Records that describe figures

-----

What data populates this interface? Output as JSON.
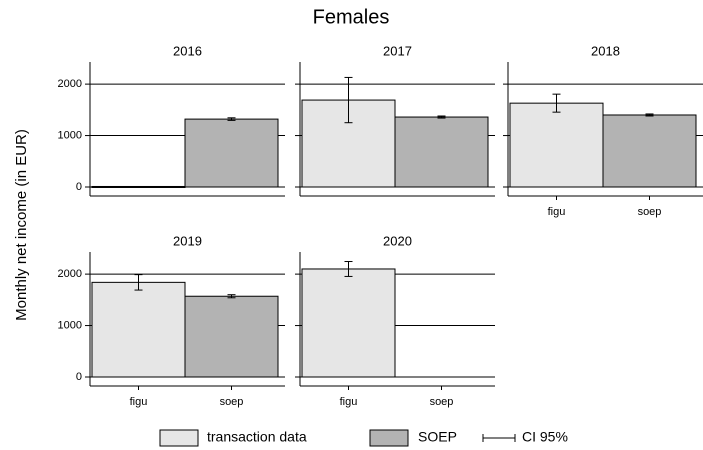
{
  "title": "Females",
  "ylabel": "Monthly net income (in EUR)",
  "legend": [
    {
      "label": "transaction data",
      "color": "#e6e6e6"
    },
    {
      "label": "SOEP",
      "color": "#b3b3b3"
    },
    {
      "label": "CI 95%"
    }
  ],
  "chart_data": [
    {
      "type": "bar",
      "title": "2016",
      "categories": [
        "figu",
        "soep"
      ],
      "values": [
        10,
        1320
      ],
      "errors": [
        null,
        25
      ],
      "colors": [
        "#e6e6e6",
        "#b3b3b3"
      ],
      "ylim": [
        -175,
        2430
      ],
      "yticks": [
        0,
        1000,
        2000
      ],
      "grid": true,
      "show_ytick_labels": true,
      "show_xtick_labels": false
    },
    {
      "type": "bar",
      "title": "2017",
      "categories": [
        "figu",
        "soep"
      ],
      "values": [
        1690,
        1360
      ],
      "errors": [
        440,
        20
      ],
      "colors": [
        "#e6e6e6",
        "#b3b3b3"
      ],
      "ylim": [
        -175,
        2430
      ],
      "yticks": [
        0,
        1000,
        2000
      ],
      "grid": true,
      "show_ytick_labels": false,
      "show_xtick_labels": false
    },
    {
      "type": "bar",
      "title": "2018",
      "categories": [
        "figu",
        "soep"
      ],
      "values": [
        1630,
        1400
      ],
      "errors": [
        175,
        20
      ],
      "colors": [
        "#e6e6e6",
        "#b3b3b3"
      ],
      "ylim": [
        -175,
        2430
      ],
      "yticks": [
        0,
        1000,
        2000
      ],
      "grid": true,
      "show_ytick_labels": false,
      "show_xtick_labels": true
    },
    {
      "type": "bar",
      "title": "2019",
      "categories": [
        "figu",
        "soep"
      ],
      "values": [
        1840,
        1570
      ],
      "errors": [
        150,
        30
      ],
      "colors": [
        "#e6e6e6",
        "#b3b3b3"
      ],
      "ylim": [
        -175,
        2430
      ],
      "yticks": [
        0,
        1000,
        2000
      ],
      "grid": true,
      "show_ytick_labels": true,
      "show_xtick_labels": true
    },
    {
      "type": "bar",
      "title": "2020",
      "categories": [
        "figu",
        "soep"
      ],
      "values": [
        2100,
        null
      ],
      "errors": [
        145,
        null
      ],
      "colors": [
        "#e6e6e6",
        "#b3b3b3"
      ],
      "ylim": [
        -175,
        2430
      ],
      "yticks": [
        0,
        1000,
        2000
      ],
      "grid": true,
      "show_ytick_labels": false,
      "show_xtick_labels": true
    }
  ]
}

-----

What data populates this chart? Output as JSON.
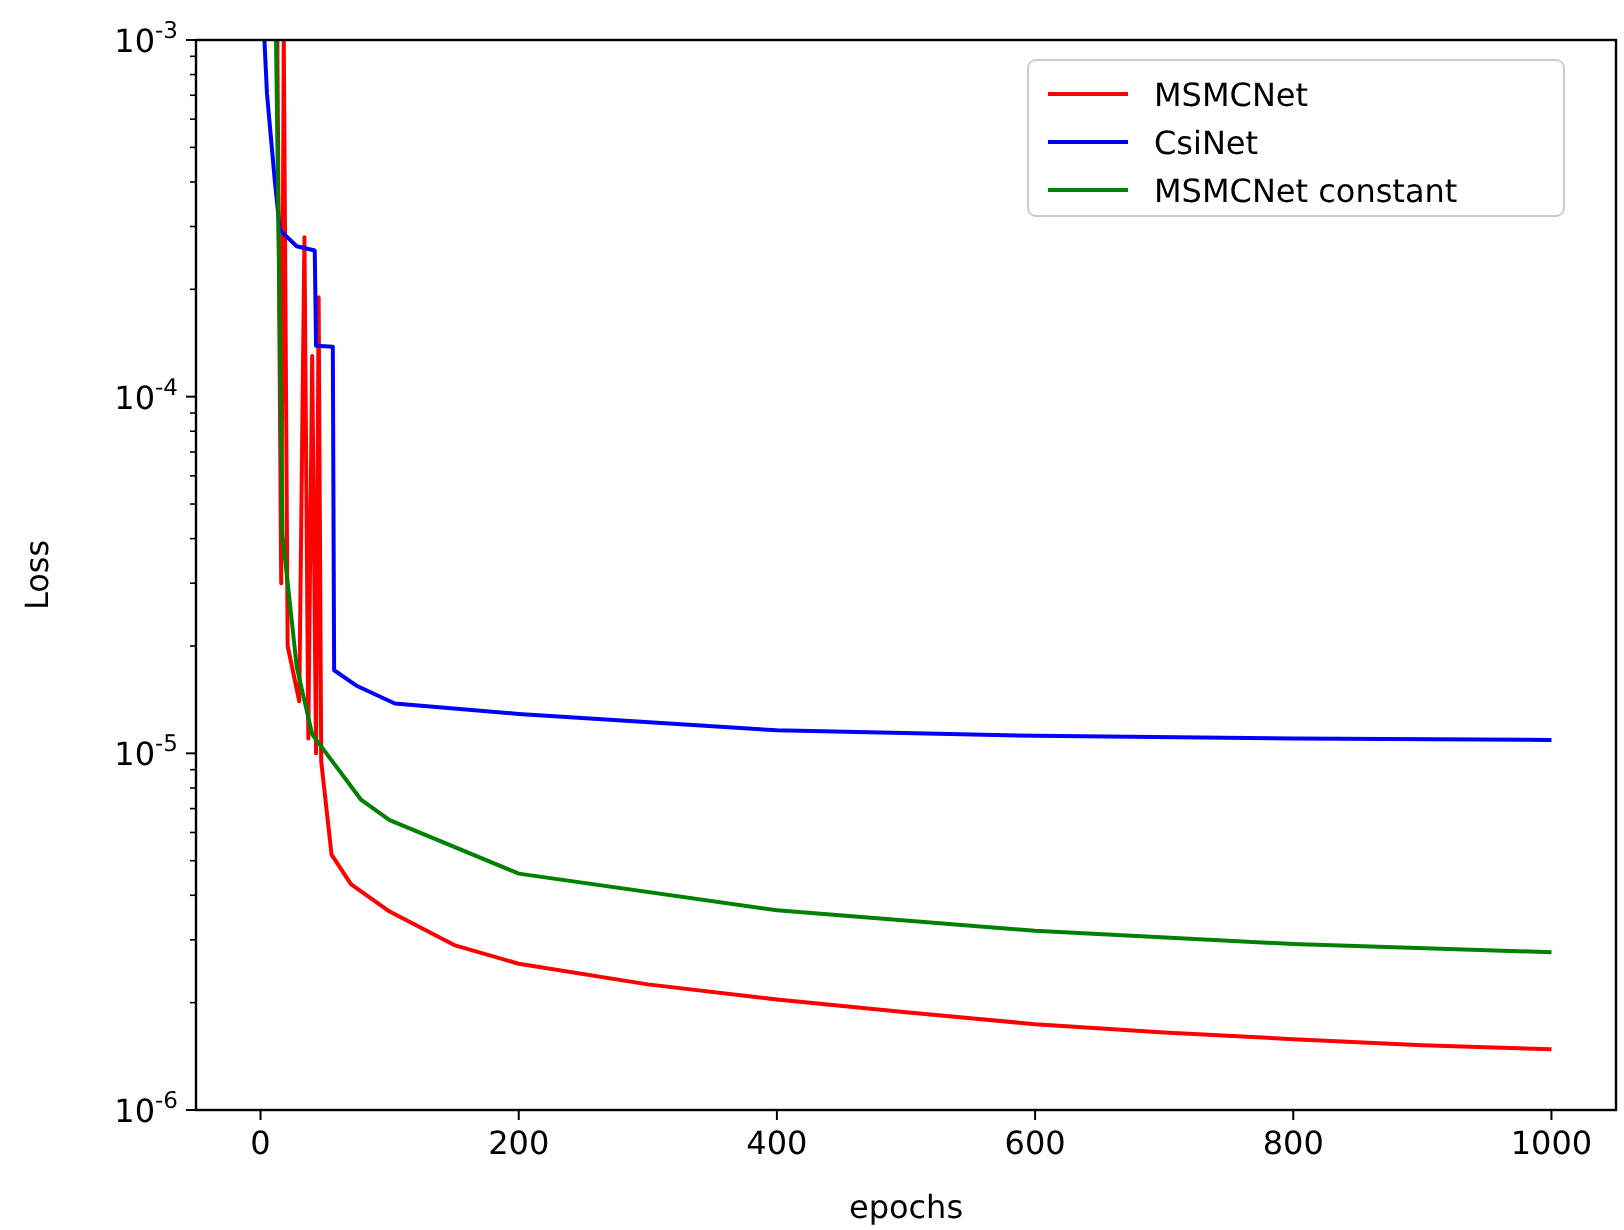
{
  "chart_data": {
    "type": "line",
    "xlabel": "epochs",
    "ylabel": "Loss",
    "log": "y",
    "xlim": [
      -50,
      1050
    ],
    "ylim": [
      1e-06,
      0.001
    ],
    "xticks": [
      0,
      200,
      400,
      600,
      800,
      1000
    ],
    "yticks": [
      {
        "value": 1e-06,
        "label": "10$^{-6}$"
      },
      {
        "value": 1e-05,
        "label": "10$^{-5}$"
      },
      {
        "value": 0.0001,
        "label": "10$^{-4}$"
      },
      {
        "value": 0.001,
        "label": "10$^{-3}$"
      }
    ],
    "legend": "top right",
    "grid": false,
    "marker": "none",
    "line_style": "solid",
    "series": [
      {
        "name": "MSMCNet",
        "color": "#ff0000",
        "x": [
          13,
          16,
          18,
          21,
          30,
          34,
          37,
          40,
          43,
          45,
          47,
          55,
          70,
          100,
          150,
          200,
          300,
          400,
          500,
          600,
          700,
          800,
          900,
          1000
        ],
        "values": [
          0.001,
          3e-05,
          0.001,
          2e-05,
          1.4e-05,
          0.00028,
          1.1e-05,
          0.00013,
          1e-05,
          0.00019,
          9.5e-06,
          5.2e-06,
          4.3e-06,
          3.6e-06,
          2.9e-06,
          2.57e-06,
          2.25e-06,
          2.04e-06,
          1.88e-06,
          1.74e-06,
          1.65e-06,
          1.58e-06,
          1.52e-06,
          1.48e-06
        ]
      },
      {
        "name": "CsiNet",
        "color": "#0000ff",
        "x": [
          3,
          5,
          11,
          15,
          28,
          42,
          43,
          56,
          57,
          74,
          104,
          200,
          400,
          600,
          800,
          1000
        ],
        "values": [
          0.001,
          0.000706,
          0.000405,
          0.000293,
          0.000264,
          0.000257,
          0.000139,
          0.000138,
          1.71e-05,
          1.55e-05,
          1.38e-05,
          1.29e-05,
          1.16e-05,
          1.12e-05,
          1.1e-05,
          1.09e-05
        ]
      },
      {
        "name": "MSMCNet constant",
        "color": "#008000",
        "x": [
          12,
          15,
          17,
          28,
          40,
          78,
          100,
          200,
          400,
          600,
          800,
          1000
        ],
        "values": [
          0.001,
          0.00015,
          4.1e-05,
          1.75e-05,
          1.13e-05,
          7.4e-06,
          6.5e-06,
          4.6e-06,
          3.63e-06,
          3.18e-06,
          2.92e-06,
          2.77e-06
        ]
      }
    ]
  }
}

-----

■ **Task goal**: Every line containing the string "this" must be listed.

■ **Reply**:
What data populates this interface? Output as JSON.
What data populates this chart? Output as JSON.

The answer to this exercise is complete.